• **EXERCISE TASK**
Give back the entire listing verbatim.

• **SUPPLIED ENTRIES**
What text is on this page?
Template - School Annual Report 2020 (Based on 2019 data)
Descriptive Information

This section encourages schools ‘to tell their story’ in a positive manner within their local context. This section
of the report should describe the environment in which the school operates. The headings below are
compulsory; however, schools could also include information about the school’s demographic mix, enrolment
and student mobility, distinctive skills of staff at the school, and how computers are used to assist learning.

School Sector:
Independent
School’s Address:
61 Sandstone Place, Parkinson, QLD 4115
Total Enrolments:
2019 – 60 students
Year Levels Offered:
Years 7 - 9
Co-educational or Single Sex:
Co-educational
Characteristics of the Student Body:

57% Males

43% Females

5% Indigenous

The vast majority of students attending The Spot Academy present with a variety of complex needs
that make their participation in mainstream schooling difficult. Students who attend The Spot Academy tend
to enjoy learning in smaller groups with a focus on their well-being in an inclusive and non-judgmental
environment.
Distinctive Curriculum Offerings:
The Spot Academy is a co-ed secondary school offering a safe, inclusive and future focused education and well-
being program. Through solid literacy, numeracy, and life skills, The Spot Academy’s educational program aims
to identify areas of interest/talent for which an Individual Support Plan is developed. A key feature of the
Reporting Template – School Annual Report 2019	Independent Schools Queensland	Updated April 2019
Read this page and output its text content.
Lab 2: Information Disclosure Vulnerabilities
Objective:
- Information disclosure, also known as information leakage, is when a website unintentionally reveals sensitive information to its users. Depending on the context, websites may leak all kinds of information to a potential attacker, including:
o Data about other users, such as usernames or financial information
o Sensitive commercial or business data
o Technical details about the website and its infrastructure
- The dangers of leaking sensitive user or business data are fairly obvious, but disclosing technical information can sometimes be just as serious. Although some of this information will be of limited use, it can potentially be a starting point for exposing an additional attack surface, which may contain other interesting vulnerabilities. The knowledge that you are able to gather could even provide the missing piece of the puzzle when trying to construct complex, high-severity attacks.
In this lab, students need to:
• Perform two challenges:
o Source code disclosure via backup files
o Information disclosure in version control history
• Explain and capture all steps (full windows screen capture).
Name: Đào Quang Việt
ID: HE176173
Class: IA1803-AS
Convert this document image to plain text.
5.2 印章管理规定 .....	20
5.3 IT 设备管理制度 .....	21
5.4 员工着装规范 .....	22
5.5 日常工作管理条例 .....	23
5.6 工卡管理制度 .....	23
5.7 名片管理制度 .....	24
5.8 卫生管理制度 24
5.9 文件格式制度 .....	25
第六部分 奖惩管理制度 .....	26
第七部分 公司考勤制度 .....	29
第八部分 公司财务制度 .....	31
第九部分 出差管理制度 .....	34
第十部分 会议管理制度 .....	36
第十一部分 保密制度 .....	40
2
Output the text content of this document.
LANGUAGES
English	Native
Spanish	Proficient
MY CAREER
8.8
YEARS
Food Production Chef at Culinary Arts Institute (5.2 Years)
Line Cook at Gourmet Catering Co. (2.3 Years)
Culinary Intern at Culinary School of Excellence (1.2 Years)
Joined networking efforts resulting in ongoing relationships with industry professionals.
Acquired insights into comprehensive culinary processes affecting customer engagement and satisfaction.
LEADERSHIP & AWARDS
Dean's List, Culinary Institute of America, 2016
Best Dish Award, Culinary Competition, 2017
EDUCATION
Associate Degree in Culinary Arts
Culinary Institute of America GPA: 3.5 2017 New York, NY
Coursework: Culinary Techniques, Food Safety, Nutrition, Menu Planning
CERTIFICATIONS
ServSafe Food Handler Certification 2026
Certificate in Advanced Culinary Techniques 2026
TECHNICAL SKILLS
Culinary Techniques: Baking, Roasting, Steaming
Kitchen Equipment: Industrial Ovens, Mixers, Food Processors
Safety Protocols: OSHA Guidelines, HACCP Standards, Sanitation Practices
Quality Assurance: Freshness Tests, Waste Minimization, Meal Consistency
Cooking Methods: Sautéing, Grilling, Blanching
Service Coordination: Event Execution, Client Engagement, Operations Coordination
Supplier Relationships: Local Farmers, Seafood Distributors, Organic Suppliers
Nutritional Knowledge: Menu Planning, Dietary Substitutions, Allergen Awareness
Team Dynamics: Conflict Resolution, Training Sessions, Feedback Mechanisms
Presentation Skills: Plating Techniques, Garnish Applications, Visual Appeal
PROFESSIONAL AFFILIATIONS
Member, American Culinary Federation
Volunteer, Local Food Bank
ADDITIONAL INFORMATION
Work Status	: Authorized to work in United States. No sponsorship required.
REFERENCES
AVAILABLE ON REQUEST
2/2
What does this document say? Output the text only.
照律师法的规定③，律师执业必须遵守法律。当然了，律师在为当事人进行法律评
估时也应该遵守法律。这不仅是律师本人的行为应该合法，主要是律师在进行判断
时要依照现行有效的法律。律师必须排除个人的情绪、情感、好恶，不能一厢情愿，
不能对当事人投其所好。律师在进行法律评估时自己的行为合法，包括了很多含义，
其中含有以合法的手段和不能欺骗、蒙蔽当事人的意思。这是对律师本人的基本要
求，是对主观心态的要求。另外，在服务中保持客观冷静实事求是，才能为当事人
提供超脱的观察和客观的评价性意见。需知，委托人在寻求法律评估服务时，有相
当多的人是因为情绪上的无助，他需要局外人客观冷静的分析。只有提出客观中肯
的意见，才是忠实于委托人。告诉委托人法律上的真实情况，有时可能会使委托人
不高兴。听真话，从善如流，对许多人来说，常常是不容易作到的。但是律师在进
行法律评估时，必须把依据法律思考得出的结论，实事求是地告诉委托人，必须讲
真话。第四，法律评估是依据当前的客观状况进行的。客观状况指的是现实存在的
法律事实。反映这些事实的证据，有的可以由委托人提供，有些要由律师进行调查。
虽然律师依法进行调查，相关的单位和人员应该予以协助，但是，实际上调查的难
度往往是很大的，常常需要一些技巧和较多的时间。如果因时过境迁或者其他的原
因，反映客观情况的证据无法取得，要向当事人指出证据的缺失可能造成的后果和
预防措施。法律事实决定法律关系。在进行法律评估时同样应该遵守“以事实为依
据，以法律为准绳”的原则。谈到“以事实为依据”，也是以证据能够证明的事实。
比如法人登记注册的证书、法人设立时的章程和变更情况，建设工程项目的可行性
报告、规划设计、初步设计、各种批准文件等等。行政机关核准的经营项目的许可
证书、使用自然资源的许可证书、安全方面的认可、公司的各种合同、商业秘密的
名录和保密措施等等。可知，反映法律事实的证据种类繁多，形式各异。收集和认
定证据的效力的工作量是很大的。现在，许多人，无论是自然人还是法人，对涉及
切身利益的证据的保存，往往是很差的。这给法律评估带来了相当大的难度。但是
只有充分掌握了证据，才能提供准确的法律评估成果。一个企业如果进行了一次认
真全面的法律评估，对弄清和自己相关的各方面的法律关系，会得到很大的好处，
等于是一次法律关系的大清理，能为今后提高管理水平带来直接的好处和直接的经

• **RESPONSE TO THE EXERCISE**
What text is on this page?
Template - School Annual Report 2020 (Based on 2019 data)
Descriptive Information

This section encourages schools ‘to tell their story’ in a positive manner within their local context. This section
of the report should describe the environment in which the school operates. The headings below are
compulsory; however, schools could also include information about the school’s demographic mix, enrolment
and student mobility, distinctive skills of staff at the school, and how computers are used to assist learning.

School Sector:
Independent
School’s Address:
61 Sandstone Place, Parkinson, QLD 4115
Total Enrolments:
2019 – 60 students
Year Levels Offered:
Years 7 - 9
Co-educational or Single Sex:
Co-educational
Characteristics of the Student Body:

57% Males

43% Females

5% Indigenous

The vast majority of students attending The Spot Academy present with a variety of complex needs
that make their participation in mainstream schooling difficult. Students who attend The Spot Academy tend
to enjoy learning in smaller groups with a focus on their well-being in an inclusive and non-judgmental
environment.
Distinctive Curriculum Offerings:
The Spot Academy is a co-ed secondary school offering a safe, inclusive and future focused education and well-
being program. Through solid literacy, numeracy, and life skills, The Spot Academy’s educational program aims
to identify areas of interest/talent for which an Individual Support Plan is developed. A key feature of the
Reporting Template – School Annual Report 2019	Independent Schools Queensland	Updated April 2019
Read this page and output its text content.
Lab 2: Information Disclosure Vulnerabilities
Objective:
- Information disclosure, also known as information leakage, is when a website unintentionally reveals sensitive information to its users. Depending on the context, websites may leak all kinds of information to a potential attacker, including:
o Data about other users, such as usernames or financial information
o Sensitive commercial or business data
o Technical details about the website and its infrastructure
- The dangers of leaking sensitive user or business data are fairly obvious, but disclosing technical information can sometimes be just as serious. Although some of this information will be of limited use, it can potentially be a starting point for exposing an additional attack surface, which may contain other interesting vulnerabilities. The knowledge that you are able to gather could even provide the missing piece of the puzzle when trying to construct complex, high-severity attacks.
In this lab, students need to:
• Perform two challenges:
o Source code disclosure via backup files
o Information disclosure in version control history
• Explain and capture all steps (full windows screen capture).
Name: Đào Quang Việt
ID: HE176173
Class: IA1803-AS
Convert this document image to plain text.
5.2 印章管理规定 .....	20
5.3 IT 设备管理制度 .....	21
5.4 员工着装规范 .....	22
5.5 日常工作管理条例 .....	23
5.6 工卡管理制度 .....	23
5.7 名片管理制度 .....	24
5.8 卫生管理制度 24
5.9 文件格式制度 .....	25
第六部分 奖惩管理制度 .....	26
第七部分 公司考勤制度 .....	29
第八部分 公司财务制度 .....	31
第九部分 出差管理制度 .....	34
第十部分 会议管理制度 .....	36
第十一部分 保密制度 .....	40
2
Output the text content of this document.
LANGUAGES
English	Native
Spanish	Proficient
MY CAREER
8.8
YEARS
Food Production Chef at Culinary Arts Institute (5.2 Years)
Line Cook at Gourmet Catering Co. (2.3 Years)
Culinary Intern at Culinary School of Excellence (1.2 Years)
Joined networking efforts resulting in ongoing relationships with industry professionals.
Acquired insights into comprehensive culinary processes affecting customer engagement and satisfaction.
LEADERSHIP & AWARDS
Dean's List, Culinary Institute of America, 2016
Best Dish Award, Culinary Competition, 2017
EDUCATION
Associate Degree in Culinary Arts
Culinary Institute of America GPA: 3.5 2017 New York, NY
Coursework: Culinary Techniques, Food Safety, Nutrition, Menu Planning
CERTIFICATIONS
ServSafe Food Handler Certification 2026
Certificate in Advanced Culinary Techniques 2026
TECHNICAL SKILLS
Culinary Techniques: Baking, Roasting, Steaming
Kitchen Equipment: Industrial Ovens, Mixers, Food Processors
Safety Protocols: OSHA Guidelines, HACCP Standards, Sanitation Practices
Quality Assurance: Freshness Tests, Waste Minimization, Meal Consistency
Cooking Methods: Sautéing, Grilling, Blanching
Service Coordination: Event Execution, Client Engagement, Operations Coordination
Supplier Relationships: Local Farmers, Seafood Distributors, Organic Suppliers
Nutritional Knowledge: Menu Planning, Dietary Substitutions, Allergen Awareness
Team Dynamics: Conflict Resolution, Training Sessions, Feedback Mechanisms
Presentation Skills: Plating Techniques, Garnish Applications, Visual Appeal
PROFESSIONAL AFFILIATIONS
Member, American Culinary Federation
Volunteer, Local Food Bank
ADDITIONAL INFORMATION
Work Status	: Authorized to work in United States. No sponsorship required.
REFERENCES
AVAILABLE ON REQUEST
2/2
What does this document say? Output the text only.
照律师法的规定③，律师执业必须遵守法律。当然了，律师在为当事人进行法律评
估时也应该遵守法律。这不仅是律师本人的行为应该合法，主要是律师在进行判断
时要依照现行有效的法律。律师必须排除个人的情绪、情感、好恶，不能一厢情愿，
不能对当事人投其所好。律师在进行法律评估时自己的行为合法，包括了很多含义，
其中含有以合法的手段和不能欺骗、蒙蔽当事人的意思。这是对律师本人的基本要
求，是对主观心态的要求。另外，在服务中保持客观冷静实事求是，才能为当事人
提供超脱的观察和客观的评价性意见。需知，委托人在寻求法律评估服务时，有相
当多的人是因为情绪上的无助，他需要局外人客观冷静的分析。只有提出客观中肯
的意见，才是忠实于委托人。告诉委托人法律上的真实情况，有时可能会使委托人
不高兴。听真话，从善如流，对许多人来说，常常是不容易作到的。但是律师在进
行法律评估时，必须把依据法律思考得出的结论，实事求是地告诉委托人，必须讲
真话。第四，法律评估是依据当前的客观状况进行的。客观状况指的是现实存在的
法律事实。反映这些事实的证据，有的可以由委托人提供，有些要由律师进行调查。
虽然律师依法进行调查，相关的单位和人员应该予以协助，但是，实际上调查的难
度往往是很大的，常常需要一些技巧和较多的时间。如果因时过境迁或者其他的原
因，反映客观情况的证据无法取得，要向当事人指出证据的缺失可能造成的后果和
预防措施。法律事实决定法律关系。在进行法律评估时同样应该遵守“以事实为依
据，以法律为准绳”的原则。谈到“以事实为依据”，也是以证据能够证明的事实。
比如法人登记注册的证书、法人设立时的章程和变更情况，建设工程项目的可行性
报告、规划设计、初步设计、各种批准文件等等。行政机关核准的经营项目的许可
证书、使用自然资源的许可证书、安全方面的认可、公司的各种合同、商业秘密的
名录和保密措施等等。可知，反映法律事实的证据种类繁多，形式各异。收集和认
定证据的效力的工作量是很大的。现在，许多人，无论是自然人还是法人，对涉及
切身利益的证据的保存，往往是很差的。这给法律评估带来了相当大的难度。但是
只有充分掌握了证据，才能提供准确的法律评估成果。一个企业如果进行了一次认
真全面的法律评估，对弄清和自己相关的各方面的法律关系，会得到很大的好处，
等于是一次法律关系的大清理，能为今后提高管理水平带来直接的好处和直接的经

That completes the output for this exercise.